◆ **SET EXERCISE**
Search the data for the word "subtitle" and copy every line that contains it.

=== DATA IN THIS EXERCISE ===

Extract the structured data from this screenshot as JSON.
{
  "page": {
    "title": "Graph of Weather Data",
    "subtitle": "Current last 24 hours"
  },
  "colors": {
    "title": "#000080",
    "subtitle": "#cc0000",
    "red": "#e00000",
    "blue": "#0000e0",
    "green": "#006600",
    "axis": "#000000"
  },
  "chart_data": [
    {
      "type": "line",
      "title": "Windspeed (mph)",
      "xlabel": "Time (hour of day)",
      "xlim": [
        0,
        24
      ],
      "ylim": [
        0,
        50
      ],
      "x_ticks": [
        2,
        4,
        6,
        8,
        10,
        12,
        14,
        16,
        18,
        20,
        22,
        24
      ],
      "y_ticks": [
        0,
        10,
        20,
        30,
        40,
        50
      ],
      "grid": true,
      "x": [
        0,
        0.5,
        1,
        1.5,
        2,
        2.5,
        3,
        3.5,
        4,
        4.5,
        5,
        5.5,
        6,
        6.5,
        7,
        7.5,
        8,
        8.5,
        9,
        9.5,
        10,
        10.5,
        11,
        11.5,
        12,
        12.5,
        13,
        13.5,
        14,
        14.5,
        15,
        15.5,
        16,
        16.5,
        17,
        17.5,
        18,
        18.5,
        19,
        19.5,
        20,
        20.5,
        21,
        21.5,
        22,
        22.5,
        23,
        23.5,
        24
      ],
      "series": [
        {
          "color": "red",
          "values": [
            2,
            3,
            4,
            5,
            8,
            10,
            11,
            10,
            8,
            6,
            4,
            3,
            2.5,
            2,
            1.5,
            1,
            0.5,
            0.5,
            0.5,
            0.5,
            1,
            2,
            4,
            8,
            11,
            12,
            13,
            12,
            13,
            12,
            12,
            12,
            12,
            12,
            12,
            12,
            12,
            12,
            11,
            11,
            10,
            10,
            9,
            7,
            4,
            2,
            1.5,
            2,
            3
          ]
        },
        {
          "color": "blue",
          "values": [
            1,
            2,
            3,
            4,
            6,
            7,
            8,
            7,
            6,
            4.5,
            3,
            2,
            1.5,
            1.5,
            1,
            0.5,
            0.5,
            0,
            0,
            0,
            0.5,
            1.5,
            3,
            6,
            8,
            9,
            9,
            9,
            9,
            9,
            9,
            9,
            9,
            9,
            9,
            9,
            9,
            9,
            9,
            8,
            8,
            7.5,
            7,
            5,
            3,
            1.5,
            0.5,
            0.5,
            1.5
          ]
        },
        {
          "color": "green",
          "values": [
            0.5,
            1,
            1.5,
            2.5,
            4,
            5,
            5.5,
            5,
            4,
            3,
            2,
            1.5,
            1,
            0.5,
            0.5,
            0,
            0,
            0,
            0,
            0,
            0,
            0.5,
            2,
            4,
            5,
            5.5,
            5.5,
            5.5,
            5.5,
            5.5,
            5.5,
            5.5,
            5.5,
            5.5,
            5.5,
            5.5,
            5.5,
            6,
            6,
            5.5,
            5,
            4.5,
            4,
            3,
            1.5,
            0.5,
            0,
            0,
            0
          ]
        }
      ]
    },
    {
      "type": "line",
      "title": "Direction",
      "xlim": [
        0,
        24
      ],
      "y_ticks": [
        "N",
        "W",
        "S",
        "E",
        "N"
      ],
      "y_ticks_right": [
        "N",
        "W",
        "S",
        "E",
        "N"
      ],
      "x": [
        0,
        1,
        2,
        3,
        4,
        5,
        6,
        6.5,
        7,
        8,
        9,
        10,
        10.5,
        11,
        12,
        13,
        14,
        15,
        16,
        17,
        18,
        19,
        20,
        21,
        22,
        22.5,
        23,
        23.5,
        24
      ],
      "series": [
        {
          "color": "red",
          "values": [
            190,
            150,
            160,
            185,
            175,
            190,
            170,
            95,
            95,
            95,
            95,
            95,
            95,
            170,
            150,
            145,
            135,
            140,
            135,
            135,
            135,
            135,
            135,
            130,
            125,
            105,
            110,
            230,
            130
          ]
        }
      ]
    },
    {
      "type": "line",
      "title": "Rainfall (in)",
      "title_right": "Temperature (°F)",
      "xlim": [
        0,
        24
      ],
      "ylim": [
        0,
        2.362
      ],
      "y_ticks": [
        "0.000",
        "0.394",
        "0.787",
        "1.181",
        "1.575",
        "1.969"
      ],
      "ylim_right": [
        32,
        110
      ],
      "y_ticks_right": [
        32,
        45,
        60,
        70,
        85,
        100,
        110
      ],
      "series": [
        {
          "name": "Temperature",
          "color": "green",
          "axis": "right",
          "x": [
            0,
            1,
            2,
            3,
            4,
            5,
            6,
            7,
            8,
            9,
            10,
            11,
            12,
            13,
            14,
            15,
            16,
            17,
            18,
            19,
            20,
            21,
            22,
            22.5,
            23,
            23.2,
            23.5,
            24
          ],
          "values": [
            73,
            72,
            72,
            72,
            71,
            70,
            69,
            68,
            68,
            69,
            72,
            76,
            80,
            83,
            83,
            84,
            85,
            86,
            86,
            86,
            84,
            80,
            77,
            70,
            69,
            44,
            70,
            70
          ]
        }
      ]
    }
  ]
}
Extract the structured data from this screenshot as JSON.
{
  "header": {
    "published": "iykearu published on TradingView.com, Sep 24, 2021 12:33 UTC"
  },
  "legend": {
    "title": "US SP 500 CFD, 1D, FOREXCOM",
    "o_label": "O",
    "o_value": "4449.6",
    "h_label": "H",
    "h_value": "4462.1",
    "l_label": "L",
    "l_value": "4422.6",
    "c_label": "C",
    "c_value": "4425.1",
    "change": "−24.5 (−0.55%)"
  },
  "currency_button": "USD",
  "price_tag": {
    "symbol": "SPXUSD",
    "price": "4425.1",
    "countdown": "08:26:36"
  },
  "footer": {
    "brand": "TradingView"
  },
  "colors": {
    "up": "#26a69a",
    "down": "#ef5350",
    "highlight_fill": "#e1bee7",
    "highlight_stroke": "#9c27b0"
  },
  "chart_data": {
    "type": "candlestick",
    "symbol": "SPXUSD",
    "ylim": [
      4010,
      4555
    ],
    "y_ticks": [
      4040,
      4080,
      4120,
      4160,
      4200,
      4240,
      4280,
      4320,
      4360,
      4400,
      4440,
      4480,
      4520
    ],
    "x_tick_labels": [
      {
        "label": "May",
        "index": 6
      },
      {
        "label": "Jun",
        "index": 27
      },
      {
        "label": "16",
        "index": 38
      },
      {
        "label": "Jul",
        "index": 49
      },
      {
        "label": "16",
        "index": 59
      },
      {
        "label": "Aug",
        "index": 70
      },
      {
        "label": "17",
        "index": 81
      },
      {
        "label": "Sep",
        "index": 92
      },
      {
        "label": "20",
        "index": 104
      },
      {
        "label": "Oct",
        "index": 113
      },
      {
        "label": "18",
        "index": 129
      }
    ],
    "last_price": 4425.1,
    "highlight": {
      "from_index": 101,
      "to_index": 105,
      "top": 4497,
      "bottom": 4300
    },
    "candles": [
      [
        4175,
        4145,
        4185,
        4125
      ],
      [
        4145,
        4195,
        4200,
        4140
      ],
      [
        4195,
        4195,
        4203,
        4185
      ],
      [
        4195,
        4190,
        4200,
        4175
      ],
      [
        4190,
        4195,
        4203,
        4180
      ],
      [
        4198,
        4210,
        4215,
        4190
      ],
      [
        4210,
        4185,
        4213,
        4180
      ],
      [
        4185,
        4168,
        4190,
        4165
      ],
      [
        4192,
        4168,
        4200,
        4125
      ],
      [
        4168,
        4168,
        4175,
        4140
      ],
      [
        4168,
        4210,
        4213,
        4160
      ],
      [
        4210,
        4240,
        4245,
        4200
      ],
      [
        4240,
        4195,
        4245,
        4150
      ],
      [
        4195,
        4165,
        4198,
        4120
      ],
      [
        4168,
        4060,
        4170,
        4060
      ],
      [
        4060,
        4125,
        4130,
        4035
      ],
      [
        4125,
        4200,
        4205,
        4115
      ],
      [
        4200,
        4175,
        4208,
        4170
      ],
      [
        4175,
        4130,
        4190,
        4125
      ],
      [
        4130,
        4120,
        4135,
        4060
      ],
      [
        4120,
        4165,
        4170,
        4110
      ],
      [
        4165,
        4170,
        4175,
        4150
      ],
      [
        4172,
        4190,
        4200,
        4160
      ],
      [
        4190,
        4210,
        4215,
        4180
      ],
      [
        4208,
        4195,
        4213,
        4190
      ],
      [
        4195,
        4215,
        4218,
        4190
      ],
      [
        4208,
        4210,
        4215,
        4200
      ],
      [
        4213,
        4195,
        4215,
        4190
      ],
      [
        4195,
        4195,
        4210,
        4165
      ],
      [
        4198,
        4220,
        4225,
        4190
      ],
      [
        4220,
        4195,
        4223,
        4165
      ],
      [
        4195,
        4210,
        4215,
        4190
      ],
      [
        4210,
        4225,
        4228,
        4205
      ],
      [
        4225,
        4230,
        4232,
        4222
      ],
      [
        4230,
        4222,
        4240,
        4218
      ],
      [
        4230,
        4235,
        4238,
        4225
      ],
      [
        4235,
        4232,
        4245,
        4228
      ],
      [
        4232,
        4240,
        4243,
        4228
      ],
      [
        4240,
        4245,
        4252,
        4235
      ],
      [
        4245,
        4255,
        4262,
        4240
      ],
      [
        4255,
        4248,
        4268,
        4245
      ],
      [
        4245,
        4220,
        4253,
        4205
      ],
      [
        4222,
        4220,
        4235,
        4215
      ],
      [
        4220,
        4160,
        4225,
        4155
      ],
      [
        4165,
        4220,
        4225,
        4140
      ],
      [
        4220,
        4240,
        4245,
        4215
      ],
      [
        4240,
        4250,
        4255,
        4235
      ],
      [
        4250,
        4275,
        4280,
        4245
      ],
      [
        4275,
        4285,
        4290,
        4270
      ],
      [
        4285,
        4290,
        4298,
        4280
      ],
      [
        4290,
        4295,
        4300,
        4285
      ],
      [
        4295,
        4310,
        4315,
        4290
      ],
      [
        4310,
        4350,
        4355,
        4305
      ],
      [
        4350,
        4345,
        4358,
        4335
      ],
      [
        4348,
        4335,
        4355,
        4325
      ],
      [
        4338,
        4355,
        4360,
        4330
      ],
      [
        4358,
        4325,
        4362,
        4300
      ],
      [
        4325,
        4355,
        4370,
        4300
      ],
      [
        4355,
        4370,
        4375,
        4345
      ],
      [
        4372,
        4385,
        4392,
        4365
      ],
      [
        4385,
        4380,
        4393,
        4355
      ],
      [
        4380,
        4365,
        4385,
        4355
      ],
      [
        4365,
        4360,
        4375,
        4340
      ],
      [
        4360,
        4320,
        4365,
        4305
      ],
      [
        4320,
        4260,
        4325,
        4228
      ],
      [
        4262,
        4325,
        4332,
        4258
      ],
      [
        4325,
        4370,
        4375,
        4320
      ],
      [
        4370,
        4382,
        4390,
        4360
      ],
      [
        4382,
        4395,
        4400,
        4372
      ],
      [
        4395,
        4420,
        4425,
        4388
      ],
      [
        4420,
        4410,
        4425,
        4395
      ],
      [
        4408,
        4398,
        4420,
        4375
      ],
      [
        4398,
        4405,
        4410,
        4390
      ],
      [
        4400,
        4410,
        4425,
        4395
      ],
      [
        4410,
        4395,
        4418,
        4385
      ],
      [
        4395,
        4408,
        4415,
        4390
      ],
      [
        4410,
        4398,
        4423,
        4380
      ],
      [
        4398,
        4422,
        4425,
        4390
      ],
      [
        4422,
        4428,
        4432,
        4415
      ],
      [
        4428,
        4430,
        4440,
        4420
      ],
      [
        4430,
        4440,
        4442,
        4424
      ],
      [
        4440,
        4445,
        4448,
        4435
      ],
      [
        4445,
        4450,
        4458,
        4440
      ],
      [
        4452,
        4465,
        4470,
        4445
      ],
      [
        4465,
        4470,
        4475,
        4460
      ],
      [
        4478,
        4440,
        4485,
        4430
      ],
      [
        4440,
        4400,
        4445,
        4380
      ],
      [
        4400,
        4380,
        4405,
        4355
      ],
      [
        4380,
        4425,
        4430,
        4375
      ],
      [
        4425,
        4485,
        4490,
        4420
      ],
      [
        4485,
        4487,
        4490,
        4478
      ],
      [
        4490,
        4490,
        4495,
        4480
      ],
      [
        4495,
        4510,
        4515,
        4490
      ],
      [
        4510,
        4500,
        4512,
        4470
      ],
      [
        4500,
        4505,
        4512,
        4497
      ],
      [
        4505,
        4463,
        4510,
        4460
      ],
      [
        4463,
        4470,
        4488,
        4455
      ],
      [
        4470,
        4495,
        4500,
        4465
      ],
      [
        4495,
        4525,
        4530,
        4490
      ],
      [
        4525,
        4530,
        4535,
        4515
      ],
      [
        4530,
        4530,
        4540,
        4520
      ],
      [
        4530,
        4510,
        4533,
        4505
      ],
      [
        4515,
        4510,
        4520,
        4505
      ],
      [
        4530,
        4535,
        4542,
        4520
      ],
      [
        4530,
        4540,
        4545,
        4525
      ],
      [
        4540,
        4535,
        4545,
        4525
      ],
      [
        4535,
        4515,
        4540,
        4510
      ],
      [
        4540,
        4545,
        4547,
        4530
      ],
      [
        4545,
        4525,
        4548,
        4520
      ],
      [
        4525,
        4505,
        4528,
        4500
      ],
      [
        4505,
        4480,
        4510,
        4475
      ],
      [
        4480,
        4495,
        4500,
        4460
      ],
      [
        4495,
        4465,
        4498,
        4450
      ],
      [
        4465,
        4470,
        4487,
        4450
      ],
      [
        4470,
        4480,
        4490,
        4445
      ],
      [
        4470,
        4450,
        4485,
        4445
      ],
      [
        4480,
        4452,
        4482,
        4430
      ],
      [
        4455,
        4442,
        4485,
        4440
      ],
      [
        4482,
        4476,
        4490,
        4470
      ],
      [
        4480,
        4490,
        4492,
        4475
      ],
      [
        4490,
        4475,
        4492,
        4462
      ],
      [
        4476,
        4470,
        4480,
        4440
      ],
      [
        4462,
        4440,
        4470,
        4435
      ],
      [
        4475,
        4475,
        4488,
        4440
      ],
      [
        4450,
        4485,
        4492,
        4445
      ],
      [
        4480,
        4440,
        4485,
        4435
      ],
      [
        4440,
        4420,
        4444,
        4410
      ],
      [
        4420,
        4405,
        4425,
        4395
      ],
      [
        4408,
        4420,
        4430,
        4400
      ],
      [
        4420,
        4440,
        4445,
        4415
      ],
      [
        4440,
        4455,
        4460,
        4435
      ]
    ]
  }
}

===

◆ **SOLUTION**
    "subtitle": "Current last 24 hours"
    "subtitle": "#cc0000",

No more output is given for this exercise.